_EXERCISE AIM:_ Quote the passage on balancing equity and debt below, from "Balancing equity and" to "i.e. Leland (1994).".

_PAGE EXTRACT:_
Balancing equity and debt.

Adelphe Ekponon
Dr Adelphe Ekponon

In addition to internal funds,
firms have two main sources of financing: equity and debt (in general, a mix of
both). The latter source of financing comes with tax benefits, and its costs
have been historically lower. However, relying heavily on debt financing could
increase a firm’s bankruptcy risk. This suggests that there should exist an
optimal leverage level (level of debt over the total value of the firm) as suggested
by the trade-off theory, i.e. Leland (1994).

There is still some debate as
to whether firms should use more debt than they do. According to Miller
(1977), taxes are large and certain, whereas bankruptcy is rare and its
dead-weight costs are low. Thus, firms should have higher leverage levels than what
we observe. Myers
(1977) argue that, in the presence of risky debt, equity holders underinvest
(debt overhang) because an important fraction of the value generated by these
new investments will accrue to debt holders. Debt overhang has also been shown to curb firms’ innovation and
investment (see Chava and Roberts, 2008). What
about the effects of debt financing at the industry/aggregate level?

_LISTING:_
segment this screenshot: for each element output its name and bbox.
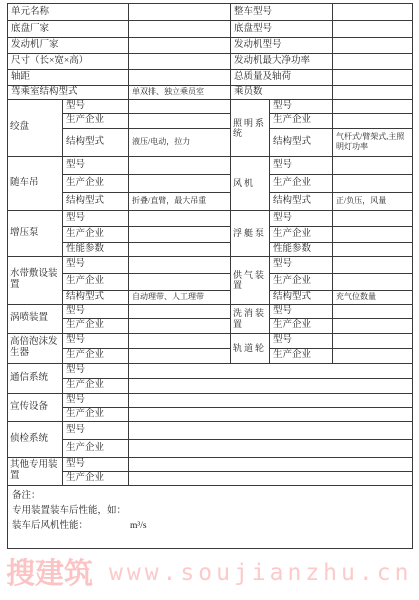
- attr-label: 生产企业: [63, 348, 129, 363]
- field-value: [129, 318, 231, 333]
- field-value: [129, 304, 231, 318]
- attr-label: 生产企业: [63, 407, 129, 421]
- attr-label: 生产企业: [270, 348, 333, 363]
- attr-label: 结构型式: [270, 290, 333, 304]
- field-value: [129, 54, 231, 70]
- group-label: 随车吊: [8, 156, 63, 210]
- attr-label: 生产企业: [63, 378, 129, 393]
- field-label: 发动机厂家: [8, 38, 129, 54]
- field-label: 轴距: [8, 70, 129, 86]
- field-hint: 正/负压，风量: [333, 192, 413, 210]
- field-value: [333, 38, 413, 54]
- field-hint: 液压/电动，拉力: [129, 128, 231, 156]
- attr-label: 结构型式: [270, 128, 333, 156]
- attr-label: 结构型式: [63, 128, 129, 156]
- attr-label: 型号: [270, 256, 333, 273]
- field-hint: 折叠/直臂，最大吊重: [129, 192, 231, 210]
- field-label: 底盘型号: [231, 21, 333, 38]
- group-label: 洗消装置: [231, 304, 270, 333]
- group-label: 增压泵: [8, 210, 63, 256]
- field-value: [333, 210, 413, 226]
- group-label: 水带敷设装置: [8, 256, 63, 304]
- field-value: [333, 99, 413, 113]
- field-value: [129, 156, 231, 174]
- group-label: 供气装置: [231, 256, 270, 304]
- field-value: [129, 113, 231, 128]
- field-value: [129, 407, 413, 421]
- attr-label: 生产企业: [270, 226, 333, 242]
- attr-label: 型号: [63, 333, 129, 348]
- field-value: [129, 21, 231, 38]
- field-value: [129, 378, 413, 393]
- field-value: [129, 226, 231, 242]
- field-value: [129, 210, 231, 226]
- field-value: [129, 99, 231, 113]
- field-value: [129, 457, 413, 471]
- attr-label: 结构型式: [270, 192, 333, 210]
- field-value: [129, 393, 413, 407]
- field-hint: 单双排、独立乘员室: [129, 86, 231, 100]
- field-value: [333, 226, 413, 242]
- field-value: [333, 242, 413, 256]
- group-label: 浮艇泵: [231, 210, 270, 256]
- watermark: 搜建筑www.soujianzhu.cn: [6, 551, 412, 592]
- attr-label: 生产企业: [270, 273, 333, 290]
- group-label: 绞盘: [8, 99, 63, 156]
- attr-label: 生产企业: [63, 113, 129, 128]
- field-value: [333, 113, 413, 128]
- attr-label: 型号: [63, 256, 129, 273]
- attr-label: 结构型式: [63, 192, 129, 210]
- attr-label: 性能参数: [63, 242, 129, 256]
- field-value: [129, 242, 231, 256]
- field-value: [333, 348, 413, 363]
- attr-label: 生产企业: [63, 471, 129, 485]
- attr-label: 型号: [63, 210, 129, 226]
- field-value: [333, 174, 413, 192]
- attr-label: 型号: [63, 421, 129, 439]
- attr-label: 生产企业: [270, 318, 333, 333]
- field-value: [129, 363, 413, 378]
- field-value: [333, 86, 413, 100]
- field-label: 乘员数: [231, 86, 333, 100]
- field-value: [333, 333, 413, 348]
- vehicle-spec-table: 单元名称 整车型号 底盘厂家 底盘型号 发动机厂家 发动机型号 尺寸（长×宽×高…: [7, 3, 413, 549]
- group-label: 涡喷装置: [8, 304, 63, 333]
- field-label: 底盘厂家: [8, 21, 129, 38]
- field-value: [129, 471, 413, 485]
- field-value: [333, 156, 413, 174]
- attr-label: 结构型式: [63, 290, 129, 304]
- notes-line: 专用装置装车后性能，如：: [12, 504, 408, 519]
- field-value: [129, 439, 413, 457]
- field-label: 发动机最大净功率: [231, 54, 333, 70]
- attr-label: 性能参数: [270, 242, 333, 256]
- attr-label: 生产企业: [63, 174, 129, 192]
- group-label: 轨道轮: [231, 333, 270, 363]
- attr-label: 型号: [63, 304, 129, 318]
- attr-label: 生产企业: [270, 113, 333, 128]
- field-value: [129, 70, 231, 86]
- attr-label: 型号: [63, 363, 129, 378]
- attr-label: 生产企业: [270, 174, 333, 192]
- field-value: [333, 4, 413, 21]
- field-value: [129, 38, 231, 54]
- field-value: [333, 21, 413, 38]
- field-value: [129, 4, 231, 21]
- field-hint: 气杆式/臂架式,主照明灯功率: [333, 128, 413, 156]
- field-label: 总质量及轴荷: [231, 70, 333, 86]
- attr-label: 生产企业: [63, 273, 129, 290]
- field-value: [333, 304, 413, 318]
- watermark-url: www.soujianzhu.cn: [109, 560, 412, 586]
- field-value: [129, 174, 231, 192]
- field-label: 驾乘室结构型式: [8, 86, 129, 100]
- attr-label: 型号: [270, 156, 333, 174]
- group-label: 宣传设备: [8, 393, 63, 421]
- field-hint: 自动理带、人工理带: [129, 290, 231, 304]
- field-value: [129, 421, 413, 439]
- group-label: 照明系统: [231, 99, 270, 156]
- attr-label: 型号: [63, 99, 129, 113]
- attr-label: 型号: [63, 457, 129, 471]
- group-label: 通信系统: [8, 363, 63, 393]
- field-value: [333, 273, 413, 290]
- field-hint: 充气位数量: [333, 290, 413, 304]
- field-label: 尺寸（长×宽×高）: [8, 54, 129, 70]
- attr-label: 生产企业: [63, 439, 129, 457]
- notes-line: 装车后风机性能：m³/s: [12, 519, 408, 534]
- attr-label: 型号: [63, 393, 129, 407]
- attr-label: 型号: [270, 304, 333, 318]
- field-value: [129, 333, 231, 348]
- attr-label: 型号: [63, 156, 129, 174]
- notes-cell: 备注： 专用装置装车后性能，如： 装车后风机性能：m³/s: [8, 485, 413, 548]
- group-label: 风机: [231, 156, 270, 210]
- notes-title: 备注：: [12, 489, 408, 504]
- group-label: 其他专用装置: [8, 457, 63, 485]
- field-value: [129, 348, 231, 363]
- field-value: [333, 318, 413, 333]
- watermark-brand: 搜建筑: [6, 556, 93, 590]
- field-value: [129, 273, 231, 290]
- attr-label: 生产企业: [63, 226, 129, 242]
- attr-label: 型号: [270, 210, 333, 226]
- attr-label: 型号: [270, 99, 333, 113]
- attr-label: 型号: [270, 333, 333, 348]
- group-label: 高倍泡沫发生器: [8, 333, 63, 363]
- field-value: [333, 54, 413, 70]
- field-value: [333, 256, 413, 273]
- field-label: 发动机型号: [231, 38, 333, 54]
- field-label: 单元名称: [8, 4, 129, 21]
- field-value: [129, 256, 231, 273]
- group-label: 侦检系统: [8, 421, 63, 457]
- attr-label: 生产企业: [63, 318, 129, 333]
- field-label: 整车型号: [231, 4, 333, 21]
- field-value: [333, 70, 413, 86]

_WORKED ANSWER:_
Balancing equity and debt.

Adelphe Ekponon
Dr Adelphe Ekponon

In addition to internal funds,
firms have two main sources of financing: equity and debt (in general, a mix of
both). The latter source of financing comes with tax benefits, and its costs
have been historically lower. However, relying heavily on debt financing could
increase a firm’s bankruptcy risk. This suggests that there should exist an
optimal leverage level (level of debt over the total value of the firm) as suggested
by the trade-off theory, i.e. Leland (1994).